**Stated goal**. The records that follow need to be output exactly as they are.

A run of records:
▼▼▼
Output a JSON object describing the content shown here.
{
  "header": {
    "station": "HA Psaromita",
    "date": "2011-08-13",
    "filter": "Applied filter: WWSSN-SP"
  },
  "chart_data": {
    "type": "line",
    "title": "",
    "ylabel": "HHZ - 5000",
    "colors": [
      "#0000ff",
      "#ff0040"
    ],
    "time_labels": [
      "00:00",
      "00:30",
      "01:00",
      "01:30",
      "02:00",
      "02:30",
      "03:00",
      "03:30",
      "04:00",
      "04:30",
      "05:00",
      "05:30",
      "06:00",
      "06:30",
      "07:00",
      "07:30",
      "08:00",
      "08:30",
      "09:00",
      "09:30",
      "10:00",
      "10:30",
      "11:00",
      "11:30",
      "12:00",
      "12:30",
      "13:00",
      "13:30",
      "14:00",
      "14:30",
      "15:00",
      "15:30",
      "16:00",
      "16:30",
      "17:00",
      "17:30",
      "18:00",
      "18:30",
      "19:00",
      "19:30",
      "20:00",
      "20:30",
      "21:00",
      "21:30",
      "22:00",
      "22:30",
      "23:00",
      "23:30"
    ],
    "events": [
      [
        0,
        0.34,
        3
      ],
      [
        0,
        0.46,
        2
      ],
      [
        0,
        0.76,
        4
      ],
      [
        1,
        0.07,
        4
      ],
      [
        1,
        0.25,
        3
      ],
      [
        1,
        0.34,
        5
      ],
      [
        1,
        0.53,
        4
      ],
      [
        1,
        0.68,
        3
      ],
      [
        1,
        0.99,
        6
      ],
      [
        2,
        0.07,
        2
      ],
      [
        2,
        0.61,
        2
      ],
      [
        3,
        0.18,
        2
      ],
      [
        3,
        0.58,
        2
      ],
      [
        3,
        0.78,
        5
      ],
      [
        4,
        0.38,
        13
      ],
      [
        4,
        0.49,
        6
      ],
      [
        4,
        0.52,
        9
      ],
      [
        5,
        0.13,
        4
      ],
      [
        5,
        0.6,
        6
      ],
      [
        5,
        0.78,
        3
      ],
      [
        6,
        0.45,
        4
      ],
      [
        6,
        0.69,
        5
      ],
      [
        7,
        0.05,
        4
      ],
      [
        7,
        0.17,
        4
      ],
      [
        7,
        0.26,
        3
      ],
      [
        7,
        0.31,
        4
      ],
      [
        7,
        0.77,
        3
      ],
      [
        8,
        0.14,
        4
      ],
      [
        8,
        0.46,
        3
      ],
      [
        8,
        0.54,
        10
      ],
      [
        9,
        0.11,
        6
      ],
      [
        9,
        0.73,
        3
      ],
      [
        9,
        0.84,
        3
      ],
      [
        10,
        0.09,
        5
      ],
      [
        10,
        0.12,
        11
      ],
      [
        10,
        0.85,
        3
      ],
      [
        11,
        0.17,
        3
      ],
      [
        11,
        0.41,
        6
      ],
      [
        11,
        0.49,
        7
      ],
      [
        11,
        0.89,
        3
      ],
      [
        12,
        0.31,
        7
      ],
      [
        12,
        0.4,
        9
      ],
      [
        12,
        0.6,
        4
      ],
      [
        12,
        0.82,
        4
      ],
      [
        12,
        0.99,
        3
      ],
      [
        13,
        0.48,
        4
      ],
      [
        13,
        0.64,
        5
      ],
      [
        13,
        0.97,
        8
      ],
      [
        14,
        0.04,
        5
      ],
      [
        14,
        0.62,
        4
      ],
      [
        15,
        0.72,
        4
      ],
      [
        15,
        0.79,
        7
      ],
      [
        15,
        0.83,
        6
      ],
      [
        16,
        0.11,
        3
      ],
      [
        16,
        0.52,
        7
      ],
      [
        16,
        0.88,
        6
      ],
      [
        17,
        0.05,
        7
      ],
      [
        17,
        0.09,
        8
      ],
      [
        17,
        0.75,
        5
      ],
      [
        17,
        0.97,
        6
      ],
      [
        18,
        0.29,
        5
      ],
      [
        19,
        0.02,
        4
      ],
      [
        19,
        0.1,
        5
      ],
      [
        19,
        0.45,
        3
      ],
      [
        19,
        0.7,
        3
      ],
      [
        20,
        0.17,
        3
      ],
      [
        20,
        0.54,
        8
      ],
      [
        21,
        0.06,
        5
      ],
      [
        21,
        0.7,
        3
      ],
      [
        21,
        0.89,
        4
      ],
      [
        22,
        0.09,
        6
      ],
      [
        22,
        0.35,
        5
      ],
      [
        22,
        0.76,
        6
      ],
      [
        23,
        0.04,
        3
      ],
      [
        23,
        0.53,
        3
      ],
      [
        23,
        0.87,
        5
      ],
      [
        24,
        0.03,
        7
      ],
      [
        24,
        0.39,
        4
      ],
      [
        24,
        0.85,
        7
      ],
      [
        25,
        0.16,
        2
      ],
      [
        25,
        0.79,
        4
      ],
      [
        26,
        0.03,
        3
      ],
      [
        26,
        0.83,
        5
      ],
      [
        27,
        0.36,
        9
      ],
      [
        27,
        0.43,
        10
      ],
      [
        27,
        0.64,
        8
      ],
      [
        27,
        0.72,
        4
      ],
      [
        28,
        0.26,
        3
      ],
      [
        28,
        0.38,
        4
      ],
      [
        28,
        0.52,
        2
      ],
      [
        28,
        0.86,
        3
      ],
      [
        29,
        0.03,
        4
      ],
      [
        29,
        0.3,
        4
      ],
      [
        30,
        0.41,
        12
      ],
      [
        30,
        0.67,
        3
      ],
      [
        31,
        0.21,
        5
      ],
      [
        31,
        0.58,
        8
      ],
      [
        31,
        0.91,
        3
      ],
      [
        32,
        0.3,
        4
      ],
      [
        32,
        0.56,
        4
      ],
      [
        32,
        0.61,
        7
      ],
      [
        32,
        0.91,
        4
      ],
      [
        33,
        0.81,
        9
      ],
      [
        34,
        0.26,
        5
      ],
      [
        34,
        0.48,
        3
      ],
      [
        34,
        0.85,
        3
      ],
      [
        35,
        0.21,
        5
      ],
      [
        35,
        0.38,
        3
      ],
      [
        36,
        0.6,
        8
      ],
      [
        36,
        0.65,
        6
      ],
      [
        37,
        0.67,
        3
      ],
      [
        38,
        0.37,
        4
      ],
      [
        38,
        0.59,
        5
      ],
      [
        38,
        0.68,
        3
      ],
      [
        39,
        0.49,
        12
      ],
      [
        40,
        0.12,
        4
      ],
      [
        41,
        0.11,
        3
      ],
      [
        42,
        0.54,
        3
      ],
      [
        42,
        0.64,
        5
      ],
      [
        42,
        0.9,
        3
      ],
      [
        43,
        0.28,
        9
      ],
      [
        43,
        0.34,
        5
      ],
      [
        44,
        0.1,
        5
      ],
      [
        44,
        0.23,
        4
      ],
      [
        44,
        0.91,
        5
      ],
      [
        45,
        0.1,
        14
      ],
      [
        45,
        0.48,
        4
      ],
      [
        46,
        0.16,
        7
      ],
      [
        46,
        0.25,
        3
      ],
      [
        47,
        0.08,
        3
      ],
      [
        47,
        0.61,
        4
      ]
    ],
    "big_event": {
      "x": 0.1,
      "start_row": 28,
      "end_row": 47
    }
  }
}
▲▲▲
**Solution for this problem**.
Output a JSON object describing the content shown here.
{
  "header": {
    "station": "HA Psaromita",
    "date": "2011-08-13",
    "filter": "Applied filter: WWSSN-SP"
  },
  "chart_data": {
    "type": "line",
    "title": "",
    "ylabel": "HHZ - 5000",
    "colors": [
      "#0000ff",
      "#ff0040"
    ],
    "time_labels": [
      "00:00",
      "00:30",
      "01:00",
      "01:30",
      "02:00",
      "02:30",
      "03:00",
      "03:30",
      "04:00",
      "04:30",
      "05:00",
      "05:30",
      "06:00",
      "06:30",
      "07:00",
      "07:30",
      "08:00",
      "08:30",
      "09:00",
      "09:30",
      "10:00",
      "10:30",
      "11:00",
      "11:30",
      "12:00",
      "12:30",
      "13:00",
      "13:30",
      "14:00",
      "14:30",
      "15:00",
      "15:30",
      "16:00",
      "16:30",
      "17:00",
      "17:30",
      "18:00",
      "18:30",
      "19:00",
      "19:30",
      "20:00",
      "20:30",
      "21:00",
      "21:30",
      "22:00",
      "22:30",
      "23:00",
      "23:30"
    ],
    "events": [
      [
        0,
        0.34,
        3
      ],
      [
        0,
        0.46,
        2
      ],
      [
        0,
        0.76,
        4
      ],
      [
        1,
        0.07,
        4
      ],
      [
        1,
        0.25,
        3
      ],
      [
        1,
        0.34,
        5
      ],
      [
        1,
        0.53,
        4
      ],
      [
        1,
        0.68,
        3
      ],
      [
        1,
        0.99,
        6
      ],
      [
        2,
        0.07,
        2
      ],
      [
        2,
        0.61,
        2
      ],
      [
        3,
        0.18,
        2
      ],
      [
        3,
        0.58,
        2
      ],
      [
        3,
        0.78,
        5
      ],
      [
        4,
        0.38,
        13
      ],
      [
        4,
        0.49,
        6
      ],
      [
        4,
        0.52,
        9
      ],
      [
        5,
        0.13,
        4
      ],
      [
        5,
        0.6,
        6
      ],
      [
        5,
        0.78,
        3
      ],
      [
        6,
        0.45,
        4
      ],
      [
        6,
        0.69,
        5
      ],
      [
        7,
        0.05,
        4
      ],
      [
        7,
        0.17,
        4
      ],
      [
        7,
        0.26,
        3
      ],
      [
        7,
        0.31,
        4
      ],
      [
        7,
        0.77,
        3
      ],
      [
        8,
        0.14,
        4
      ],
      [
        8,
        0.46,
        3
      ],
      [
        8,
        0.54,
        10
      ],
      [
        9,
        0.11,
        6
      ],
      [
        9,
        0.73,
        3
      ],
      [
        9,
        0.84,
        3
      ],
      [
        10,
        0.09,
        5
      ],
      [
        10,
        0.12,
        11
      ],
      [
        10,
        0.85,
        3
      ],
      [
        11,
        0.17,
        3
      ],
      [
        11,
        0.41,
        6
      ],
      [
        11,
        0.49,
        7
      ],
      [
        11,
        0.89,
        3
      ],
      [
        12,
        0.31,
        7
      ],
      [
        12,
        0.4,
        9
      ],
      [
        12,
        0.6,
        4
      ],
      [
        12,
        0.82,
        4
      ],
      [
        12,
        0.99,
        3
      ],
      [
        13,
        0.48,
        4
      ],
      [
        13,
        0.64,
        5
      ],
      [
        13,
        0.97,
        8
      ],
      [
        14,
        0.04,
        5
      ],
      [
        14,
        0.62,
        4
      ],
      [
        15,
        0.72,
        4
      ],
      [
        15,
        0.79,
        7
      ],
      [
        15,
        0.83,
        6
      ],
      [
        16,
        0.11,
        3
      ],
      [
        16,
        0.52,
        7
      ],
      [
        16,
        0.88,
        6
      ],
      [
        17,
        0.05,
        7
      ],
      [
        17,
        0.09,
        8
      ],
      [
        17,
        0.75,
        5
      ],
      [
        17,
        0.97,
        6
      ],
      [
        18,
        0.29,
        5
      ],
      [
        19,
        0.02,
        4
      ],
      [
        19,
        0.1,
        5
      ],
      [
        19,
        0.45,
        3
      ],
      [
        19,
        0.7,
        3
      ],
      [
        20,
        0.17,
        3
      ],
      [
        20,
        0.54,
        8
      ],
      [
        21,
        0.06,
        5
      ],
      [
        21,
        0.7,
        3
      ],
      [
        21,
        0.89,
        4
      ],
      [
        22,
        0.09,
        6
      ],
      [
        22,
        0.35,
        5
      ],
      [
        22,
        0.76,
        6
      ],
      [
        23,
        0.04,
        3
      ],
      [
        23,
        0.53,
        3
      ],
      [
        23,
        0.87,
        5
      ],
      [
        24,
        0.03,
        7
      ],
      [
        24,
        0.39,
        4
      ],
      [
        24,
        0.85,
        7
      ],
      [
        25,
        0.16,
        2
      ],
      [
        25,
        0.79,
        4
      ],
      [
        26,
        0.03,
        3
      ],
      [
        26,
        0.83,
        5
      ],
      [
        27,
        0.36,
        9
      ],
      [
        27,
        0.43,
        10
      ],
      [
        27,
        0.64,
        8
      ],
      [
        27,
        0.72,
        4
      ],
      [
        28,
        0.26,
        3
      ],
      [
        28,
        0.38,
        4
      ],
      [
        28,
        0.52,
        2
      ],
      [
        28,
        0.86,
        3
      ],
      [
        29,
        0.03,
        4
      ],
      [
        29,
        0.3,
        4
      ],
      [
        30,
        0.41,
        12
      ],
      [
        30,
        0.67,
        3
      ],
      [
        31,
        0.21,
        5
      ],
      [
        31,
        0.58,
        8
      ],
      [
        31,
        0.91,
        3
      ],
      [
        32,
        0.3,
        4
      ],
      [
        32,
        0.56,
        4
      ],
      [
        32,
        0.61,
        7
      ],
      [
        32,
        0.91,
        4
      ],
      [
        33,
        0.81,
        9
      ],
      [
        34,
        0.26,
        5
      ],
      [
        34,
        0.48,
        3
      ],
      [
        34,
        0.85,
        3
      ],
      [
        35,
        0.21,
        5
      ],
      [
        35,
        0.38,
        3
      ],
      [
        36,
        0.6,
        8
      ],
      [
        36,
        0.65,
        6
      ],
      [
        37,
        0.67,
        3
      ],
      [
        38,
        0.37,
        4
      ],
      [
        38,
        0.59,
        5
      ],
      [
        38,
        0.68,
        3
      ],
      [
        39,
        0.49,
        12
      ],
      [
        40,
        0.12,
        4
      ],
      [
        41,
        0.11,
        3
      ],
      [
        42,
        0.54,
        3
      ],
      [
        42,
        0.64,
        5
      ],
      [
        42,
        0.9,
        3
      ],
      [
        43,
        0.28,
        9
      ],
      [
        43,
        0.34,
        5
      ],
      [
        44,
        0.1,
        5
      ],
      [
        44,
        0.23,
        4
      ],
      [
        44,
        0.91,
        5
      ],
      [
        45,
        0.1,
        14
      ],
      [
        45,
        0.48,
        4
      ],
      [
        46,
        0.16,
        7
      ],
      [
        46,
        0.25,
        3
      ],
      [
        47,
        0.08,
        3
      ],
      [
        47,
        0.61,
        4
      ]
    ],
    "big_event": {
      "x": 0.1,
      "start_row": 28,
      "end_row": 47
    }
  }
}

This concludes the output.